● Exercise:
Repeat, line for line, the entries printed below.

● Recorded data:

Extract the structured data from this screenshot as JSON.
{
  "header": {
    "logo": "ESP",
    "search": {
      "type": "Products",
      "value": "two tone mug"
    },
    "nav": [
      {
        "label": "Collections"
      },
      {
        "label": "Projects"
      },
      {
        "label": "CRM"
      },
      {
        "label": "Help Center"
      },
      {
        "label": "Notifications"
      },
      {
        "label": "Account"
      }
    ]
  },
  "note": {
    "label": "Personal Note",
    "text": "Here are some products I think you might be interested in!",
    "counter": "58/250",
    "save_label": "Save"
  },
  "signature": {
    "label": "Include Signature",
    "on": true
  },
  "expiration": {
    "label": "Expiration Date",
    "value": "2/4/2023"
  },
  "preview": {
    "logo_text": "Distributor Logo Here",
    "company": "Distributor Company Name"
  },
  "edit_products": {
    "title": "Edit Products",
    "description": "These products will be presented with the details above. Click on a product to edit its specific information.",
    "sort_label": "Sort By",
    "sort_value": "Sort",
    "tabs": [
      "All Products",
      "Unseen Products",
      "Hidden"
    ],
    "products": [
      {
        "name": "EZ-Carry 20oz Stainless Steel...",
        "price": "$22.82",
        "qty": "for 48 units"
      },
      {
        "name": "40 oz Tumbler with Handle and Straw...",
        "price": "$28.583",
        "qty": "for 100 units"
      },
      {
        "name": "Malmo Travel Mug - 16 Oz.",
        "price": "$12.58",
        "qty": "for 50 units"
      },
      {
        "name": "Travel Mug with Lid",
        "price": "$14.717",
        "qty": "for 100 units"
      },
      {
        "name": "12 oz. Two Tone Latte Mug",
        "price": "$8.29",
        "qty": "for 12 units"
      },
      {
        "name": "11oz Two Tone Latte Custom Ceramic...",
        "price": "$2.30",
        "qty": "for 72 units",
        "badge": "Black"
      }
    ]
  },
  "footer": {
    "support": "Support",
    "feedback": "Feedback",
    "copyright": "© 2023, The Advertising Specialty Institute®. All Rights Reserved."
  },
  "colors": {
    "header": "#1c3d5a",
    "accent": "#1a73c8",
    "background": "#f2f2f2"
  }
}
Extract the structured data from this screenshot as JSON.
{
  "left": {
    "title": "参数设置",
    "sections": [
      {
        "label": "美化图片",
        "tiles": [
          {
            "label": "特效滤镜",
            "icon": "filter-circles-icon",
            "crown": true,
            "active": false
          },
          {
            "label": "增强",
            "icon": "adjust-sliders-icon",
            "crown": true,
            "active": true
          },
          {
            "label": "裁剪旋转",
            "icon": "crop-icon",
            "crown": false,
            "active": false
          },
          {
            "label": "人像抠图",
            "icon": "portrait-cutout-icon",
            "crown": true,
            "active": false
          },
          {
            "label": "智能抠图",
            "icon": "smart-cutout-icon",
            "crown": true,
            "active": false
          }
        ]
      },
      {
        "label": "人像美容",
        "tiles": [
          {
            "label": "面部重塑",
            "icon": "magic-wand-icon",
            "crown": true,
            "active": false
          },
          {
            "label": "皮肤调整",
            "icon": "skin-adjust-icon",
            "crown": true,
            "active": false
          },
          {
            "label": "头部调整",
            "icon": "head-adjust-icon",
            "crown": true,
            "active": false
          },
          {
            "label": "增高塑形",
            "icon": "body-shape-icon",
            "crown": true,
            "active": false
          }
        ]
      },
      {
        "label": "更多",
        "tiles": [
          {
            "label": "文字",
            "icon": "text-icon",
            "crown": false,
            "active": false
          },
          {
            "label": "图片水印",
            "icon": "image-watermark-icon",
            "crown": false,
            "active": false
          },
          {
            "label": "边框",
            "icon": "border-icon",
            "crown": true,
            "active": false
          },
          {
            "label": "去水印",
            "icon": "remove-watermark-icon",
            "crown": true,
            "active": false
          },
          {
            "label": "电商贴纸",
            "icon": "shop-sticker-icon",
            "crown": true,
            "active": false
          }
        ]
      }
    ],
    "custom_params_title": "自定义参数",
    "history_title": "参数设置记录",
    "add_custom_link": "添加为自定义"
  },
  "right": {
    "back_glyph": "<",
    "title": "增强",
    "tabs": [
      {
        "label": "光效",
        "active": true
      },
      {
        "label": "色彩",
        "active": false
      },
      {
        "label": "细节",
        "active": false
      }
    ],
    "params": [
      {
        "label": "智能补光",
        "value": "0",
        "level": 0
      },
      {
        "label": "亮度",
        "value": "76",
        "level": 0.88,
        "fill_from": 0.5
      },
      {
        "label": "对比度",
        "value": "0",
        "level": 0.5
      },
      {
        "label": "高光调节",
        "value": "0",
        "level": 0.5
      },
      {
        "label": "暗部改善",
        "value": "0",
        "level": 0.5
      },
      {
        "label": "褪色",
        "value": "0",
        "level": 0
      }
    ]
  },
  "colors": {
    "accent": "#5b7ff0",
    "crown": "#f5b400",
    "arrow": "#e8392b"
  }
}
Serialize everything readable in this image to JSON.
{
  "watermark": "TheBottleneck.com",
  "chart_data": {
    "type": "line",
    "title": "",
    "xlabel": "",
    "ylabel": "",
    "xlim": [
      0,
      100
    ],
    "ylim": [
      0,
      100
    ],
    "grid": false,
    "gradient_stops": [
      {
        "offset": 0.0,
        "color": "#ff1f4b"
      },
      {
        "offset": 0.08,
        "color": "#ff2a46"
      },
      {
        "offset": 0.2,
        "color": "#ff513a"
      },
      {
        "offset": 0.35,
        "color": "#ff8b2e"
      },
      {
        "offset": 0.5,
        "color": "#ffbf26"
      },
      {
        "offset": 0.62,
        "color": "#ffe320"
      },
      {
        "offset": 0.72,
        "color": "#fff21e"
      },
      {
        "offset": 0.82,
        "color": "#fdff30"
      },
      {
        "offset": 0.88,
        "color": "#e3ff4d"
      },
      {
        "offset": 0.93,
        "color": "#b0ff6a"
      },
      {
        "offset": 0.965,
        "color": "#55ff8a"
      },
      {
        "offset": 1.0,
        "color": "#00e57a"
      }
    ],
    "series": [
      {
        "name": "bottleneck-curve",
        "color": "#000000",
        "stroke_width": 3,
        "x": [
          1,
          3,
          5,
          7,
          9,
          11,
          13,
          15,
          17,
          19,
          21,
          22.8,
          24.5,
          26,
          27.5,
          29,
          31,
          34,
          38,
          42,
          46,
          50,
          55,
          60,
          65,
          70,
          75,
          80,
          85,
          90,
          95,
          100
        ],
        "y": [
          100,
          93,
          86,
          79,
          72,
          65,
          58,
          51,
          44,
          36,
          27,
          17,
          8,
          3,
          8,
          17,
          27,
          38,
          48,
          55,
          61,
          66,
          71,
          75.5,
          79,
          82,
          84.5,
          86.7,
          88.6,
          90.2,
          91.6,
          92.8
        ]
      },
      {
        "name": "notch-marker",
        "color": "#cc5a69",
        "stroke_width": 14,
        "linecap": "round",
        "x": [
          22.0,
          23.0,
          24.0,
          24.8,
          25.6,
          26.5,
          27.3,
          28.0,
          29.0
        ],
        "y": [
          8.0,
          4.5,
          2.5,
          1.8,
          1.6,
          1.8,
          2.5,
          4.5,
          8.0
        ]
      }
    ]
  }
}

● Solution for this problem:
Extract the structured data from this screenshot as JSON.
{
  "header": {
    "logo": "ESP",
    "search": {
      "type": "Products",
      "value": "two tone mug"
    },
    "nav": [
      {
        "label": "Collections"
      },
      {
        "label": "Projects"
      },
      {
        "label": "CRM"
      },
      {
        "label": "Help Center"
      },
      {
        "label": "Notifications"
      },
      {
        "label": "Account"
      }
    ]
  },
  "note": {
    "label": "Personal Note",
    "text": "Here are some products I think you might be interested in!",
    "counter": "58/250",
    "save_label": "Save"
  },
  "signature": {
    "label": "Include Signature",
    "on": true
  },
  "expiration": {
    "label": "Expiration Date",
    "value": "2/4/2023"
  },
  "preview": {
    "logo_text": "Distributor Logo Here",
    "company": "Distributor Company Name"
  },
  "edit_products": {
    "title": "Edit Products",
    "description": "These products will be presented with the details above. Click on a product to edit its specific information.",
    "sort_label": "Sort By",
    "sort_value": "Sort",
    "tabs": [
      "All Products",
      "Unseen Products",
      "Hidden"
    ],
    "products": [
      {
        "name": "EZ-Carry 20oz Stainless Steel...",
        "price": "$22.82",
        "qty": "for 48 units"
      },
      {
        "name": "40 oz Tumbler with Handle and Straw...",
        "price": "$28.583",
        "qty": "for 100 units"
      },
      {
        "name": "Malmo Travel Mug - 16 Oz.",
        "price": "$12.58",
        "qty": "for 50 units"
      },
      {
        "name": "Travel Mug with Lid",
        "price": "$14.717",
        "qty": "for 100 units"
      },
      {
        "name": "12 oz. Two Tone Latte Mug",
        "price": "$8.29",
        "qty": "for 12 units"
      },
      {
        "name": "11oz Two Tone Latte Custom Ceramic...",
        "price": "$2.30",
        "qty": "for 72 units",
        "badge": "Black"
      }
    ]
  },
  "footer": {
    "support": "Support",
    "feedback": "Feedback",
    "copyright": "© 2023, The Advertising Specialty Institute®. All Rights Reserved."
  },
  "colors": {
    "header": "#1c3d5a",
    "accent": "#1a73c8",
    "background": "#f2f2f2"
  }
}
Extract the structured data from this screenshot as JSON.
{
  "left": {
    "title": "参数设置",
    "sections": [
      {
        "label": "美化图片",
        "tiles": [
          {
            "label": "特效滤镜",
            "icon": "filter-circles-icon",
            "crown": true,
            "active": false
          },
          {
            "label": "增强",
            "icon": "adjust-sliders-icon",
            "crown": true,
            "active": true
          },
          {
            "label": "裁剪旋转",
            "icon": "crop-icon",
            "crown": false,
            "active": false
          },
          {
            "label": "人像抠图",
            "icon": "portrait-cutout-icon",
            "crown": true,
            "active": false
          },
          {
            "label": "智能抠图",
            "icon": "smart-cutout-icon",
            "crown": true,
            "active": false
          }
        ]
      },
      {
        "label": "人像美容",
        "tiles": [
          {
            "label": "面部重塑",
            "icon": "magic-wand-icon",
            "crown": true,
            "active": false
          },
          {
            "label": "皮肤调整",
            "icon": "skin-adjust-icon",
            "crown": true,
            "active": false
          },
          {
            "label": "头部调整",
            "icon": "head-adjust-icon",
            "crown": true,
            "active": false
          },
          {
            "label": "增高塑形",
            "icon": "body-shape-icon",
            "crown": true,
            "active": false
          }
        ]
      },
      {
        "label": "更多",
        "tiles": [
          {
            "label": "文字",
            "icon": "text-icon",
            "crown": false,
            "active": false
          },
          {
            "label": "图片水印",
            "icon": "image-watermark-icon",
            "crown": false,
            "active": false
          },
          {
            "label": "边框",
            "icon": "border-icon",
            "crown": true,
            "active": false
          },
          {
            "label": "去水印",
            "icon": "remove-watermark-icon",
            "crown": true,
            "active": false
          },
          {
            "label": "电商贴纸",
            "icon": "shop-sticker-icon",
            "crown": true,
            "active": false
          }
        ]
      }
    ],
    "custom_params_title": "自定义参数",
    "history_title": "参数设置记录",
    "add_custom_link": "添加为自定义"
  },
  "right": {
    "back_glyph": "<",
    "title": "增强",
    "tabs": [
      {
        "label": "光效",
        "active": true
      },
      {
        "label": "色彩",
        "active": false
      },
      {
        "label": "细节",
        "active": false
      }
    ],
    "params": [
      {
        "label": "智能补光",
        "value": "0",
        "level": 0
      },
      {
        "label": "亮度",
        "value": "76",
        "level": 0.88,
        "fill_from": 0.5
      },
      {
        "label": "对比度",
        "value": "0",
        "level": 0.5
      },
      {
        "label": "高光调节",
        "value": "0",
        "level": 0.5
      },
      {
        "label": "暗部改善",
        "value": "0",
        "level": 0.5
      },
      {
        "label": "褪色",
        "value": "0",
        "level": 0
      }
    ]
  },
  "colors": {
    "accent": "#5b7ff0",
    "crown": "#f5b400",
    "arrow": "#e8392b"
  }
}
Serialize everything readable in this image to JSON.
{
  "watermark": "TheBottleneck.com",
  "chart_data": {
    "type": "line",
    "title": "",
    "xlabel": "",
    "ylabel": "",
    "xlim": [
      0,
      100
    ],
    "ylim": [
      0,
      100
    ],
    "grid": false,
    "gradient_stops": [
      {
        "offset": 0.0,
        "color": "#ff1f4b"
      },
      {
        "offset": 0.08,
        "color": "#ff2a46"
      },
      {
        "offset": 0.2,
        "color": "#ff513a"
      },
      {
        "offset": 0.35,
        "color": "#ff8b2e"
      },
      {
        "offset": 0.5,
        "color": "#ffbf26"
      },
      {
        "offset": 0.62,
        "color": "#ffe320"
      },
      {
        "offset": 0.72,
        "color": "#fff21e"
      },
      {
        "offset": 0.82,
        "color": "#fdff30"
      },
      {
        "offset": 0.88,
        "color": "#e3ff4d"
      },
      {
        "offset": 0.93,
        "color": "#b0ff6a"
      },
      {
        "offset": 0.965,
        "color": "#55ff8a"
      },
      {
        "offset": 1.0,
        "color": "#00e57a"
      }
    ],
    "series": [
      {
        "name": "bottleneck-curve",
        "color": "#000000",
        "stroke_width": 3,
        "x": [
          1,
          3,
          5,
          7,
          9,
          11,
          13,
          15,
          17,
          19,
          21,
          22.8,
          24.5,
          26,
          27.5,
          29,
          31,
          34,
          38,
          42,
          46,
          50,
          55,
          60,
          65,
          70,
          75,
          80,
          85,
          90,
          95,
          100
        ],
        "y": [
          100,
          93,
          86,
          79,
          72,
          65,
          58,
          51,
          44,
          36,
          27,
          17,
          8,
          3,
          8,
          17,
          27,
          38,
          48,
          55,
          61,
          66,
          71,
          75.5,
          79,
          82,
          84.5,
          86.7,
          88.6,
          90.2,
          91.6,
          92.8
        ]
      },
      {
        "name": "notch-marker",
        "color": "#cc5a69",
        "stroke_width": 14,
        "linecap": "round",
        "x": [
          22.0,
          23.0,
          24.0,
          24.8,
          25.6,
          26.5,
          27.3,
          28.0,
          29.0
        ],
        "y": [
          8.0,
          4.5,
          2.5,
          1.8,
          1.6,
          1.8,
          2.5,
          4.5,
          8.0
        ]
      }
    ]
  }
}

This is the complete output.